Goal: Each record below should be output verbatim, without pictures.

Records supplied:
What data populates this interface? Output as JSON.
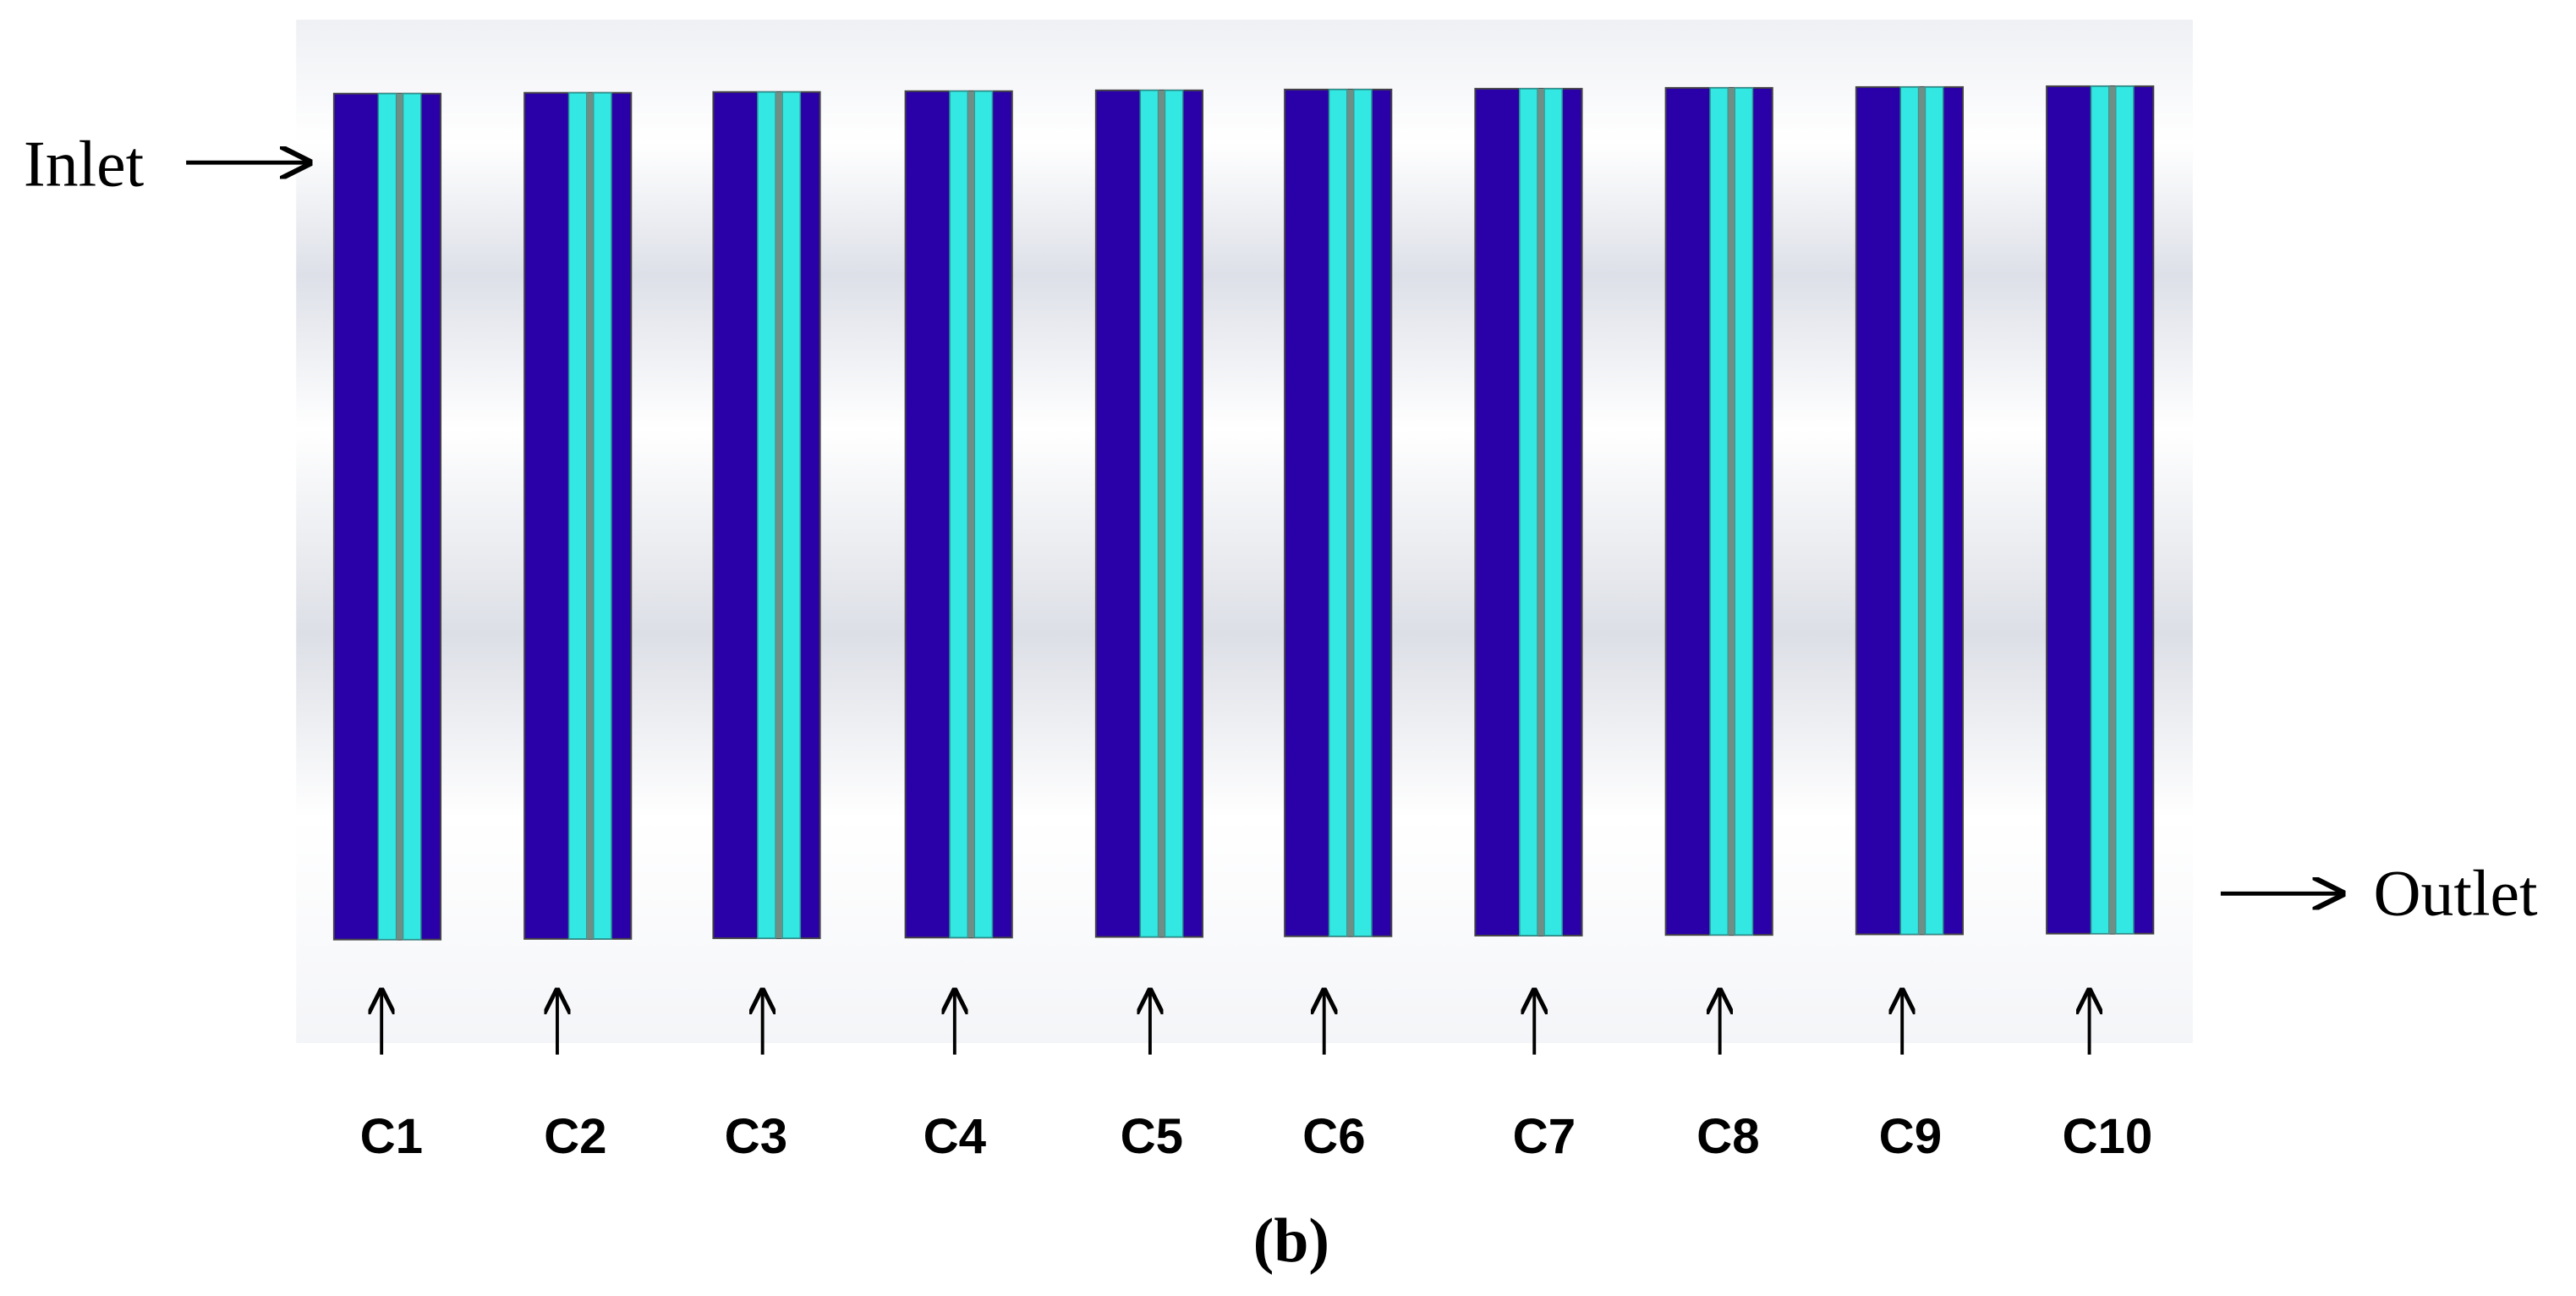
{
  "labels": {
    "inlet": "Inlet",
    "outlet": "Outlet"
  },
  "columns": [
    {
      "label": "C1"
    },
    {
      "label": "C2"
    },
    {
      "label": "C3"
    },
    {
      "label": "C4"
    },
    {
      "label": "C5"
    },
    {
      "label": "C6"
    },
    {
      "label": "C7"
    },
    {
      "label": "C8"
    },
    {
      "label": "C9"
    },
    {
      "label": "C10"
    }
  ],
  "caption": "(b)"
}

Answer to the problem:
What data populates this interface? Output as JSON.
{
  "labels": {
    "inlet": "Inlet",
    "outlet": "Outlet"
  },
  "columns": [
    {
      "label": "C1"
    },
    {
      "label": "C2"
    },
    {
      "label": "C3"
    },
    {
      "label": "C4"
    },
    {
      "label": "C5"
    },
    {
      "label": "C6"
    },
    {
      "label": "C7"
    },
    {
      "label": "C8"
    },
    {
      "label": "C9"
    },
    {
      "label": "C10"
    }
  ],
  "caption": "(b)"
}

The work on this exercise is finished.